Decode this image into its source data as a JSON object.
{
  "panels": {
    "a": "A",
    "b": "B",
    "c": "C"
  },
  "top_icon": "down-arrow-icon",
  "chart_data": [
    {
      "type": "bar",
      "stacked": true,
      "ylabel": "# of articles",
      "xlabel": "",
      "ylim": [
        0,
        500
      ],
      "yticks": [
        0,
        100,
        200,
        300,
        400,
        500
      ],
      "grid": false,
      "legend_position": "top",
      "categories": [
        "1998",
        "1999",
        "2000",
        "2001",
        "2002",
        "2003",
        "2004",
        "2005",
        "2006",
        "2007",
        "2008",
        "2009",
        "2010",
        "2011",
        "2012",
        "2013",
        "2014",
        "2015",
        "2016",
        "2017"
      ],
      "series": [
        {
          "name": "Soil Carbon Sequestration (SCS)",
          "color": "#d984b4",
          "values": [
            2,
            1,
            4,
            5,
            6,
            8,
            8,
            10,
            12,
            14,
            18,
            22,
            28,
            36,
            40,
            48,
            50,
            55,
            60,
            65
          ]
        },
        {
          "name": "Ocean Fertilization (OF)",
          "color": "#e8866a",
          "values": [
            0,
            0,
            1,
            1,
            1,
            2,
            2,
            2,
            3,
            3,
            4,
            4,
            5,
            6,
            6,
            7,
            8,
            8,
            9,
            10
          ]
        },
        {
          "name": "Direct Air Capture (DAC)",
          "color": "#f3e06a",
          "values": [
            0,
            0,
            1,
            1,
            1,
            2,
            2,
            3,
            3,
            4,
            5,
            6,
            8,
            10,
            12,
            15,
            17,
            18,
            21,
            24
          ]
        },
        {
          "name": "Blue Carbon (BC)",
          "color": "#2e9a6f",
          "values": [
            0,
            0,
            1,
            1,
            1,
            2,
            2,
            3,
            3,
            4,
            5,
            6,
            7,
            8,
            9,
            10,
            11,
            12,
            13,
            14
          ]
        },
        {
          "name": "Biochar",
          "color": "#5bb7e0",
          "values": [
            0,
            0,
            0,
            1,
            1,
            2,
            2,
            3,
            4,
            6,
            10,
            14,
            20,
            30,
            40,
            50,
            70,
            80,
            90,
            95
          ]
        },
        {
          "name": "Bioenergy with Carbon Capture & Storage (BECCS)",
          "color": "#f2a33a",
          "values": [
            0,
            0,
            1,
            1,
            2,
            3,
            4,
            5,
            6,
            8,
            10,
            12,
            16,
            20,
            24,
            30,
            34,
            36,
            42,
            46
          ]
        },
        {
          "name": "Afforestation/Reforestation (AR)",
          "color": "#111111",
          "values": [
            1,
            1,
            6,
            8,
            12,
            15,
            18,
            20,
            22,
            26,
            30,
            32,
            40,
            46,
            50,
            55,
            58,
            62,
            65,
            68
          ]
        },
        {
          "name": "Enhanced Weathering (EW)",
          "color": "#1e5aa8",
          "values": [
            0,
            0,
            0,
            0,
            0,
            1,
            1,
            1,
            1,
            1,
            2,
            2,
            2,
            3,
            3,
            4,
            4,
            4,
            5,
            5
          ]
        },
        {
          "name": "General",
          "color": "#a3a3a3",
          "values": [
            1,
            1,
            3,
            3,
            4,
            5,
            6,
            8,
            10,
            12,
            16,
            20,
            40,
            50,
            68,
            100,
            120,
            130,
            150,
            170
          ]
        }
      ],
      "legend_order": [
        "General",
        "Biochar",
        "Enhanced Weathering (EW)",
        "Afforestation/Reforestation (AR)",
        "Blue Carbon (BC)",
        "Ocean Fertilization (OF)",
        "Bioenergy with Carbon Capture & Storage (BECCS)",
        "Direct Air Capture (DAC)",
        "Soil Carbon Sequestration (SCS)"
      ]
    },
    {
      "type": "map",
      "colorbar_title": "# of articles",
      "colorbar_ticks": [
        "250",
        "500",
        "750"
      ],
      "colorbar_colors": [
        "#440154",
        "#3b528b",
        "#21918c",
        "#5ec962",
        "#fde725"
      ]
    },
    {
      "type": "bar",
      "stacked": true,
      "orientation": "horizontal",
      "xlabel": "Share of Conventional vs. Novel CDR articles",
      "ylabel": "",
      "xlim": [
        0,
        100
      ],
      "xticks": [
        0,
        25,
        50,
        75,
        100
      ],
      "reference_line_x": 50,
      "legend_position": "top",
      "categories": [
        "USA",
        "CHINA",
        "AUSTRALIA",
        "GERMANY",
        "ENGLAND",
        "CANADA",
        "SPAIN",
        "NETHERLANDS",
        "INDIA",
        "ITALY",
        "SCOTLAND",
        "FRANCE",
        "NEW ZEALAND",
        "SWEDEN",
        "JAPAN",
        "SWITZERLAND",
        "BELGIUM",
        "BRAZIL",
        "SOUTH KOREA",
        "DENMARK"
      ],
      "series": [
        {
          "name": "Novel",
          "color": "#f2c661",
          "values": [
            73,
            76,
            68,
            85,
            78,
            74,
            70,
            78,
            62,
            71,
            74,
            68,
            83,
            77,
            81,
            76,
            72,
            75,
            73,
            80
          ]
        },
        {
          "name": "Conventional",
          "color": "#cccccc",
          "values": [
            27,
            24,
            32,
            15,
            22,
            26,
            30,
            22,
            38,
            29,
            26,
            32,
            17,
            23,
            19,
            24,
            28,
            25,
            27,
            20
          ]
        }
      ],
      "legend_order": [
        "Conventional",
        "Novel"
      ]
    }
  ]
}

- _OBJECTIVE_
Print the listing above in full, exactly as it is.

- _ANSWER TO THE TASK_
Decode this image into its source data as a JSON object.
{
  "panels": {
    "a": "A",
    "b": "B",
    "c": "C"
  },
  "top_icon": "down-arrow-icon",
  "chart_data": [
    {
      "type": "bar",
      "stacked": true,
      "ylabel": "# of articles",
      "xlabel": "",
      "ylim": [
        0,
        500
      ],
      "yticks": [
        0,
        100,
        200,
        300,
        400,
        500
      ],
      "grid": false,
      "legend_position": "top",
      "categories": [
        "1998",
        "1999",
        "2000",
        "2001",
        "2002",
        "2003",
        "2004",
        "2005",
        "2006",
        "2007",
        "2008",
        "2009",
        "2010",
        "2011",
        "2012",
        "2013",
        "2014",
        "2015",
        "2016",
        "2017"
      ],
      "series": [
        {
          "name": "Soil Carbon Sequestration (SCS)",
          "color": "#d984b4",
          "values": [
            2,
            1,
            4,
            5,
            6,
            8,
            8,
            10,
            12,
            14,
            18,
            22,
            28,
            36,
            40,
            48,
            50,
            55,
            60,
            65
          ]
        },
        {
          "name": "Ocean Fertilization (OF)",
          "color": "#e8866a",
          "values": [
            0,
            0,
            1,
            1,
            1,
            2,
            2,
            2,
            3,
            3,
            4,
            4,
            5,
            6,
            6,
            7,
            8,
            8,
            9,
            10
          ]
        },
        {
          "name": "Direct Air Capture (DAC)",
          "color": "#f3e06a",
          "values": [
            0,
            0,
            1,
            1,
            1,
            2,
            2,
            3,
            3,
            4,
            5,
            6,
            8,
            10,
            12,
            15,
            17,
            18,
            21,
            24
          ]
        },
        {
          "name": "Blue Carbon (BC)",
          "color": "#2e9a6f",
          "values": [
            0,
            0,
            1,
            1,
            1,
            2,
            2,
            3,
            3,
            4,
            5,
            6,
            7,
            8,
            9,
            10,
            11,
            12,
            13,
            14
          ]
        },
        {
          "name": "Biochar",
          "color": "#5bb7e0",
          "values": [
            0,
            0,
            0,
            1,
            1,
            2,
            2,
            3,
            4,
            6,
            10,
            14,
            20,
            30,
            40,
            50,
            70,
            80,
            90,
            95
          ]
        },
        {
          "name": "Bioenergy with Carbon Capture & Storage (BECCS)",
          "color": "#f2a33a",
          "values": [
            0,
            0,
            1,
            1,
            2,
            3,
            4,
            5,
            6,
            8,
            10,
            12,
            16,
            20,
            24,
            30,
            34,
            36,
            42,
            46
          ]
        },
        {
          "name": "Afforestation/Reforestation (AR)",
          "color": "#111111",
          "values": [
            1,
            1,
            6,
            8,
            12,
            15,
            18,
            20,
            22,
            26,
            30,
            32,
            40,
            46,
            50,
            55,
            58,
            62,
            65,
            68
          ]
        },
        {
          "name": "Enhanced Weathering (EW)",
          "color": "#1e5aa8",
          "values": [
            0,
            0,
            0,
            0,
            0,
            1,
            1,
            1,
            1,
            1,
            2,
            2,
            2,
            3,
            3,
            4,
            4,
            4,
            5,
            5
          ]
        },
        {
          "name": "General",
          "color": "#a3a3a3",
          "values": [
            1,
            1,
            3,
            3,
            4,
            5,
            6,
            8,
            10,
            12,
            16,
            20,
            40,
            50,
            68,
            100,
            120,
            130,
            150,
            170
          ]
        }
      ],
      "legend_order": [
        "General",
        "Biochar",
        "Enhanced Weathering (EW)",
        "Afforestation/Reforestation (AR)",
        "Blue Carbon (BC)",
        "Ocean Fertilization (OF)",
        "Bioenergy with Carbon Capture & Storage (BECCS)",
        "Direct Air Capture (DAC)",
        "Soil Carbon Sequestration (SCS)"
      ]
    },
    {
      "type": "map",
      "colorbar_title": "# of articles",
      "colorbar_ticks": [
        "250",
        "500",
        "750"
      ],
      "colorbar_colors": [
        "#440154",
        "#3b528b",
        "#21918c",
        "#5ec962",
        "#fde725"
      ]
    },
    {
      "type": "bar",
      "stacked": true,
      "orientation": "horizontal",
      "xlabel": "Share of Conventional vs. Novel CDR articles",
      "ylabel": "",
      "xlim": [
        0,
        100
      ],
      "xticks": [
        0,
        25,
        50,
        75,
        100
      ],
      "reference_line_x": 50,
      "legend_position": "top",
      "categories": [
        "USA",
        "CHINA",
        "AUSTRALIA",
        "GERMANY",
        "ENGLAND",
        "CANADA",
        "SPAIN",
        "NETHERLANDS",
        "INDIA",
        "ITALY",
        "SCOTLAND",
        "FRANCE",
        "NEW ZEALAND",
        "SWEDEN",
        "JAPAN",
        "SWITZERLAND",
        "BELGIUM",
        "BRAZIL",
        "SOUTH KOREA",
        "DENMARK"
      ],
      "series": [
        {
          "name": "Novel",
          "color": "#f2c661",
          "values": [
            73,
            76,
            68,
            85,
            78,
            74,
            70,
            78,
            62,
            71,
            74,
            68,
            83,
            77,
            81,
            76,
            72,
            75,
            73,
            80
          ]
        },
        {
          "name": "Conventional",
          "color": "#cccccc",
          "values": [
            27,
            24,
            32,
            15,
            22,
            26,
            30,
            22,
            38,
            29,
            26,
            32,
            17,
            23,
            19,
            24,
            28,
            25,
            27,
            20
          ]
        }
      ],
      "legend_order": [
        "Conventional",
        "Novel"
      ]
    }
  ]
}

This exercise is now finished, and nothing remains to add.